WHAT IS REQUIRED | In the material below, find every line with "Агентства" and pull it out.

INFORMATION PROVIDED |
● ● ● ● ●
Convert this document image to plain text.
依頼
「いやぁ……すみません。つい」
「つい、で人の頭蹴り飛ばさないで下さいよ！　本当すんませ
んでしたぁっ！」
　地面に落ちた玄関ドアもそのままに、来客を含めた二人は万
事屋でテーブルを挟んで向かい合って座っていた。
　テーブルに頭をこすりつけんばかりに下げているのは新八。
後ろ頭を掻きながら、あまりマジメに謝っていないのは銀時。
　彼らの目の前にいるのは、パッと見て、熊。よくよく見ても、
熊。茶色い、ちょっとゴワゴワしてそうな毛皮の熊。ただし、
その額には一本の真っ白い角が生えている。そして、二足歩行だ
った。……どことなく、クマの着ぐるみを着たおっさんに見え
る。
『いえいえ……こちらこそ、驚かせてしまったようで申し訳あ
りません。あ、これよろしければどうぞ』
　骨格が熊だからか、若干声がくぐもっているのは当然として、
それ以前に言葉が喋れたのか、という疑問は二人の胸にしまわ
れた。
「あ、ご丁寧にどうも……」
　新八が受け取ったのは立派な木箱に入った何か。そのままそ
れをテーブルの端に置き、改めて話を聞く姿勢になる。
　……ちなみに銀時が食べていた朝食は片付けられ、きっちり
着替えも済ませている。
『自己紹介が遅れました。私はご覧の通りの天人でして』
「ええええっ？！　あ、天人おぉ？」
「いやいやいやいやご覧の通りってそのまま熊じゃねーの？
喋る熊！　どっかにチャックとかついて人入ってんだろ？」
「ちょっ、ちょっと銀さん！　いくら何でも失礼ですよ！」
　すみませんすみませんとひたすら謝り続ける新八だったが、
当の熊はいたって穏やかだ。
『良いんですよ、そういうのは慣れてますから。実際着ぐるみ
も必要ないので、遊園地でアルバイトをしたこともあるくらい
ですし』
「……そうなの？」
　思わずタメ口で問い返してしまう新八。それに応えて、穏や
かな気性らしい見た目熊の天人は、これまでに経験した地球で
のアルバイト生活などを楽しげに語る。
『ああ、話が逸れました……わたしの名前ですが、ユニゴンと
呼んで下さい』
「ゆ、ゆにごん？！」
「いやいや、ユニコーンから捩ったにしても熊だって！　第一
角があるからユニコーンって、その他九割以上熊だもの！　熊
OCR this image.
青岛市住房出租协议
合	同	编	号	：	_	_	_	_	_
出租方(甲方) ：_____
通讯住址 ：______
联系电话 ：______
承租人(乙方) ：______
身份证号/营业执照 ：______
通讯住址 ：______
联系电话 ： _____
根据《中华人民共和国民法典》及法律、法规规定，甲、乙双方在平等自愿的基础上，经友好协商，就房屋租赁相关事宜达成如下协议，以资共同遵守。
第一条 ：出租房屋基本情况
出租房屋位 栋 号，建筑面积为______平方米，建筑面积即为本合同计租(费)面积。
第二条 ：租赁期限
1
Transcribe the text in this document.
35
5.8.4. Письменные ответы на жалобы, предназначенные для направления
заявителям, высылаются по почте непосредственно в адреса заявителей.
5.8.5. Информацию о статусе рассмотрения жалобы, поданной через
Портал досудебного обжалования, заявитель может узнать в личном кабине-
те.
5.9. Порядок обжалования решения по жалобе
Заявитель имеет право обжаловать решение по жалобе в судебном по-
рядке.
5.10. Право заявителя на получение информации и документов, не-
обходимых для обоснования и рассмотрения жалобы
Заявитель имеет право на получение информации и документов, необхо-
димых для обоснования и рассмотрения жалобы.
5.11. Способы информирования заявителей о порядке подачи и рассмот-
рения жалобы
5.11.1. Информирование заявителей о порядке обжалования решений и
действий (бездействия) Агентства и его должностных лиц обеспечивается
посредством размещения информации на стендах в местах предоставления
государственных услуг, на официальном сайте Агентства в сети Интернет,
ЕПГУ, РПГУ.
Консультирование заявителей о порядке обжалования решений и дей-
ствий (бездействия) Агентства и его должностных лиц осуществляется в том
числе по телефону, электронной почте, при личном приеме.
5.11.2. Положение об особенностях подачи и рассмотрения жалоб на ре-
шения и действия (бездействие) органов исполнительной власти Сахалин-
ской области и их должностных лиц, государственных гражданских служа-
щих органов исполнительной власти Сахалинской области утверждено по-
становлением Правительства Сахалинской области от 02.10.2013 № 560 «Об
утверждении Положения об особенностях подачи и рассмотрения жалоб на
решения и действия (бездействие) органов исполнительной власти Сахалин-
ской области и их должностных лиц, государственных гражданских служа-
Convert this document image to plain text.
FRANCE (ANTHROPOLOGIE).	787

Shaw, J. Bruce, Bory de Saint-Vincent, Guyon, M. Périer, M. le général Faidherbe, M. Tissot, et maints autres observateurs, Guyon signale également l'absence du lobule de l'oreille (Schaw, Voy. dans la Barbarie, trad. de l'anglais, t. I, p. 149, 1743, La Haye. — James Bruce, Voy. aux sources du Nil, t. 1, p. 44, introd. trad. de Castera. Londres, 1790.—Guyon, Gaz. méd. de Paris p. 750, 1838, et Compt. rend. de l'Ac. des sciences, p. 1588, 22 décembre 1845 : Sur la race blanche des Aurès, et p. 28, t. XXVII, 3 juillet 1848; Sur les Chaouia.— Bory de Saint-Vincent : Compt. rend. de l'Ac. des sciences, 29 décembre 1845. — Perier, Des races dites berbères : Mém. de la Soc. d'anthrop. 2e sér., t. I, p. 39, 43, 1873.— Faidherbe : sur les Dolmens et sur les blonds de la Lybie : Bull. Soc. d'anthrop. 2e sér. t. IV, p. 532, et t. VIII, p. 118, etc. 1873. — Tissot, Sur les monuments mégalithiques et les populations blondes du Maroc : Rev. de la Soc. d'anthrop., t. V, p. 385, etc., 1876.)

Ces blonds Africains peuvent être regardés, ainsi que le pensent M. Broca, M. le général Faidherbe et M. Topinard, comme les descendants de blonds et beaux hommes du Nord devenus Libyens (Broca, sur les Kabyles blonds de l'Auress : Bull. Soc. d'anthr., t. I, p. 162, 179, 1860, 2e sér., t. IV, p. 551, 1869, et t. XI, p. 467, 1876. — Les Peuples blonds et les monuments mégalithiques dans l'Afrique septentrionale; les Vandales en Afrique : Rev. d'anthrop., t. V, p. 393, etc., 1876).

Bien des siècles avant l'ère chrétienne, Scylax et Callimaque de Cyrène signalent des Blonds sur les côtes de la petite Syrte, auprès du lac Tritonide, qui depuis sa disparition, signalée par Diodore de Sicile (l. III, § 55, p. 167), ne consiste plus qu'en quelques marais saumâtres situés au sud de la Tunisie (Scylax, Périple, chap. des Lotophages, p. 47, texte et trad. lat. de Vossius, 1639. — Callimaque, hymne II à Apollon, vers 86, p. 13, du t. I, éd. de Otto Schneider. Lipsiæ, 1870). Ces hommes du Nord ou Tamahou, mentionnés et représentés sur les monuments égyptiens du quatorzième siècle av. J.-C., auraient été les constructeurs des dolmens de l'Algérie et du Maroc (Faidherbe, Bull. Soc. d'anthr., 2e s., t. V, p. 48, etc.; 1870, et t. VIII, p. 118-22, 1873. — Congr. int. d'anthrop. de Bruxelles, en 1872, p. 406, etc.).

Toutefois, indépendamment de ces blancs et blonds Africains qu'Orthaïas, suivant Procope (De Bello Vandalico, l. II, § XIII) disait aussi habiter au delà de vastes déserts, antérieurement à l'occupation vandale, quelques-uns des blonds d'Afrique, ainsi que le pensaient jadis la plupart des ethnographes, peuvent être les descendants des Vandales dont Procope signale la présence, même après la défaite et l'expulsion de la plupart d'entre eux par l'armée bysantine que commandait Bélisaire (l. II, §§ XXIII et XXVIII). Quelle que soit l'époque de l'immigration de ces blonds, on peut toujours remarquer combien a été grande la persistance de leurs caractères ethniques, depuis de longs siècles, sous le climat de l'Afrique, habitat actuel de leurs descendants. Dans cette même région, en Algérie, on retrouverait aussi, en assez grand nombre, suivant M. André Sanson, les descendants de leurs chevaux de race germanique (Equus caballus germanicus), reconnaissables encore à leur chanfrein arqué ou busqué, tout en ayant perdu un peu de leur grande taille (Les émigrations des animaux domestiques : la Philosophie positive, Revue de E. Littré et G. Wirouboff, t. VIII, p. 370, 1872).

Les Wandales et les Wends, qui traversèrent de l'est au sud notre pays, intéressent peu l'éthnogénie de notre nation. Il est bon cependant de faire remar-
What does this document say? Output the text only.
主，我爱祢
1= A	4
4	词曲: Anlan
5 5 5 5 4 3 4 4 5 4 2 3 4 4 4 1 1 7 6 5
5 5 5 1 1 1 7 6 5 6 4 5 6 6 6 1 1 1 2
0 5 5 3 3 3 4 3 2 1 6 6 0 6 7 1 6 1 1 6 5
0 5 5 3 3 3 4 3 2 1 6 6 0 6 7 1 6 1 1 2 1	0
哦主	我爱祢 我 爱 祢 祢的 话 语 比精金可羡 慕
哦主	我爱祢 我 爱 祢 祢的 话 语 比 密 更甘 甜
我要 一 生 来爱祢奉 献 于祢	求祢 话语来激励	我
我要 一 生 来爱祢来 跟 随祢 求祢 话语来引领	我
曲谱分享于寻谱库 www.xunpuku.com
● ● ● ● ●
IN RESPONSE |
действий (бездействия) Агентства и его должностных лиц обеспечивается
государственных услуг, на официальном сайте Агентства в сети Интернет,
ствий (бездействия) Агентства и его должностных лиц осуществляется в том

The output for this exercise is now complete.